* **The problem**: Filter out all lines without the word "yordamida" from the data below, please, and copy the rest.

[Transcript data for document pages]
################
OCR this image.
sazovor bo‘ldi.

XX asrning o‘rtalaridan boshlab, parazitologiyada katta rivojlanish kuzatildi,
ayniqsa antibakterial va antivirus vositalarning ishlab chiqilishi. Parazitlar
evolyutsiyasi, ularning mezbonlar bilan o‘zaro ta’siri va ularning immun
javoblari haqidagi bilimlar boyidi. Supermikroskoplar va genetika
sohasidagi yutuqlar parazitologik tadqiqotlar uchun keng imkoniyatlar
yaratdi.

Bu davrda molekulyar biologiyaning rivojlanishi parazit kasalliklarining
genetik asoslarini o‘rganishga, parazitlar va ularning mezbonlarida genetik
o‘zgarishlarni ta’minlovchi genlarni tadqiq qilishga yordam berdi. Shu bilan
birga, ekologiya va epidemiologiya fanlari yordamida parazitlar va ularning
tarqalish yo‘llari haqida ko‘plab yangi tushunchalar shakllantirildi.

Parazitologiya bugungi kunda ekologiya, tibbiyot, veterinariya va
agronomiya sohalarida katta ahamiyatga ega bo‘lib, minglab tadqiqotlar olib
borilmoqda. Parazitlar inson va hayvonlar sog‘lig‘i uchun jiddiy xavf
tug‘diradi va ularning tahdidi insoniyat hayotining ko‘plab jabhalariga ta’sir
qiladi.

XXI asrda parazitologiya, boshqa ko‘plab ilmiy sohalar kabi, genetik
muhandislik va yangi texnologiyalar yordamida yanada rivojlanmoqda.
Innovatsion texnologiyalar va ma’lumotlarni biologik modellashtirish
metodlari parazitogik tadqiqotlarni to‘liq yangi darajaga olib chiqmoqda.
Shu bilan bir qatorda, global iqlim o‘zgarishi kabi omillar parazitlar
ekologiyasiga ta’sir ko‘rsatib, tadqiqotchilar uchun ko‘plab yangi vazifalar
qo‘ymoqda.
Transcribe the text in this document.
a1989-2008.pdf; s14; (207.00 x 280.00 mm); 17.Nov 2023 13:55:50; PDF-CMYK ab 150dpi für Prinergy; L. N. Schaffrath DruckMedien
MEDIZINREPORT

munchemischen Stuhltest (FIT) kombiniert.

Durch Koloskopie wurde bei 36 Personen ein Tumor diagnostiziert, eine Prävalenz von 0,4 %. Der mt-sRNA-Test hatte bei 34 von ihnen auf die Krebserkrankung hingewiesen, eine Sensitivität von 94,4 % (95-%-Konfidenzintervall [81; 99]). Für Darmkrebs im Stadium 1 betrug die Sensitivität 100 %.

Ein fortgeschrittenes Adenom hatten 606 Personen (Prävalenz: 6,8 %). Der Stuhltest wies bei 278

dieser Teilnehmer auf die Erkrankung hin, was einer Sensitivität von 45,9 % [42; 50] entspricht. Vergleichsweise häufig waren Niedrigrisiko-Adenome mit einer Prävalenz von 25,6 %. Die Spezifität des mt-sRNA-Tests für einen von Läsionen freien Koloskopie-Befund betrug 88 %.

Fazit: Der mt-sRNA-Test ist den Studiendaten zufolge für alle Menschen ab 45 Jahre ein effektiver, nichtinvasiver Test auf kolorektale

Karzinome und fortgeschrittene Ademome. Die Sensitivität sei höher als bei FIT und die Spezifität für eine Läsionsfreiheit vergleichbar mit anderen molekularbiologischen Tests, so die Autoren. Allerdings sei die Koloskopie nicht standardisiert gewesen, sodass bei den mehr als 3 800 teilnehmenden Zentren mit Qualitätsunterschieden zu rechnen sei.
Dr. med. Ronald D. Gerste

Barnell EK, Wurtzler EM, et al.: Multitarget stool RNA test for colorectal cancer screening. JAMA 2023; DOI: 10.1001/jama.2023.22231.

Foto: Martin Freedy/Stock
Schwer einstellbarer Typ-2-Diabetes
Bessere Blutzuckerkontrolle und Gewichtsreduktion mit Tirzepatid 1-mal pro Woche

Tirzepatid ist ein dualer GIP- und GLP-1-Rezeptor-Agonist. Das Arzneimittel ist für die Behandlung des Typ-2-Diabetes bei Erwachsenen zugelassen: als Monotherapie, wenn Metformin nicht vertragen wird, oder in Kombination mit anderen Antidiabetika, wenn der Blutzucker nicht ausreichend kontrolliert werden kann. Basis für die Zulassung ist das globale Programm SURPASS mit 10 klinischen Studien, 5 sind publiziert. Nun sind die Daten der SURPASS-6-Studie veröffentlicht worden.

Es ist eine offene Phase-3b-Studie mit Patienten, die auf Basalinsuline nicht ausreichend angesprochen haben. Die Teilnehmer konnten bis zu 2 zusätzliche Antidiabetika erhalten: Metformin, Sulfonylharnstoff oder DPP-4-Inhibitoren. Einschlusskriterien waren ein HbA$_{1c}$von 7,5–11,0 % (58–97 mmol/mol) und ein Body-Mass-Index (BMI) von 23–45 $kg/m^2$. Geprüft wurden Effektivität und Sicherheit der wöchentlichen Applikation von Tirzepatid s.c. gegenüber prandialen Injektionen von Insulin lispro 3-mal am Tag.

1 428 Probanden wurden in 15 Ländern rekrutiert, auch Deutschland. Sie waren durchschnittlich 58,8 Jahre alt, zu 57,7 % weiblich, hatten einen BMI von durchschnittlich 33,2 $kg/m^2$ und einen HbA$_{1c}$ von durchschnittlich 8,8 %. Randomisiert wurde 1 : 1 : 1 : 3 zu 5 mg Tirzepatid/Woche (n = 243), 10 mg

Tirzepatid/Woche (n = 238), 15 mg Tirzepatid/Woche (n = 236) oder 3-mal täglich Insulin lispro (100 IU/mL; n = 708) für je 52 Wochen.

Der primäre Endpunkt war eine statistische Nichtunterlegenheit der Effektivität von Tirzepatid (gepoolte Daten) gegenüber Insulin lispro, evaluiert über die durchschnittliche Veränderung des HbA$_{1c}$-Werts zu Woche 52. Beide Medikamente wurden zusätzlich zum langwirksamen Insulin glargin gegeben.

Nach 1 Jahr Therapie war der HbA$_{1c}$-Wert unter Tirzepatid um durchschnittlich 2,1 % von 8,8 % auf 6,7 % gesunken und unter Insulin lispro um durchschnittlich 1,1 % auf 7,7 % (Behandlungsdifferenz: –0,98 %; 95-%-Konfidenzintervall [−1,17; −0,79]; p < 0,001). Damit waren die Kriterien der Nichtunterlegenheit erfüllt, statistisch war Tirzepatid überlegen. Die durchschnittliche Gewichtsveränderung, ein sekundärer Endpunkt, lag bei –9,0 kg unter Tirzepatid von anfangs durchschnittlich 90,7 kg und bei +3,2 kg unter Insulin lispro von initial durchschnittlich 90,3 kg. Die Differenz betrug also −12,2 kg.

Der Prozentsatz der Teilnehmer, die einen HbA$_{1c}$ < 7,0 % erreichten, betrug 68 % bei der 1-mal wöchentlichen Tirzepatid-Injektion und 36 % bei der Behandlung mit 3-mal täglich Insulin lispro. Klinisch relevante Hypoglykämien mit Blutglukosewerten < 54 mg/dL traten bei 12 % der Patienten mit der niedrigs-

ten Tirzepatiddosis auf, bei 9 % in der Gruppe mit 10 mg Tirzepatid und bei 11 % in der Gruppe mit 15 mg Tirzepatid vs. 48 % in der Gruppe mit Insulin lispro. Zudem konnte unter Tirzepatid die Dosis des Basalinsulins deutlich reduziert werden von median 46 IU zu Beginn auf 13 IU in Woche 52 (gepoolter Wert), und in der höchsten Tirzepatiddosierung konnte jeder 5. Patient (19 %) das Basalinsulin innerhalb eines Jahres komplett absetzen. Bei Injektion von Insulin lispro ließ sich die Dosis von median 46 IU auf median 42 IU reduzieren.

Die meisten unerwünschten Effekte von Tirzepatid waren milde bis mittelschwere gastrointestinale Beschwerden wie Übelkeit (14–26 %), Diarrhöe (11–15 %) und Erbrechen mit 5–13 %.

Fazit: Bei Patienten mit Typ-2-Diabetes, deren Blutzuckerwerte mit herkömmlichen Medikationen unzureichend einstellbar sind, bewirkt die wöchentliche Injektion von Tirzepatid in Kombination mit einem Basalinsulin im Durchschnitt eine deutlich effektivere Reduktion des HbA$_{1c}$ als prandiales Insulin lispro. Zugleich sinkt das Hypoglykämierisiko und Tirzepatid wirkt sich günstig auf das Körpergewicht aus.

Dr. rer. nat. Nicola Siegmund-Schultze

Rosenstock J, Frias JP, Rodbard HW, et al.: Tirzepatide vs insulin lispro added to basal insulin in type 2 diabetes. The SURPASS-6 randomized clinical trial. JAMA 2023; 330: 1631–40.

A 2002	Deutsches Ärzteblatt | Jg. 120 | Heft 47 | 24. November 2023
################
* **Response area**:
birga, ekologiya va epidemiologiya fanlari yordamida parazitlar va ularning
muhandislik va yangi texnologiyalar yordamida yanada rivojlanmoqda.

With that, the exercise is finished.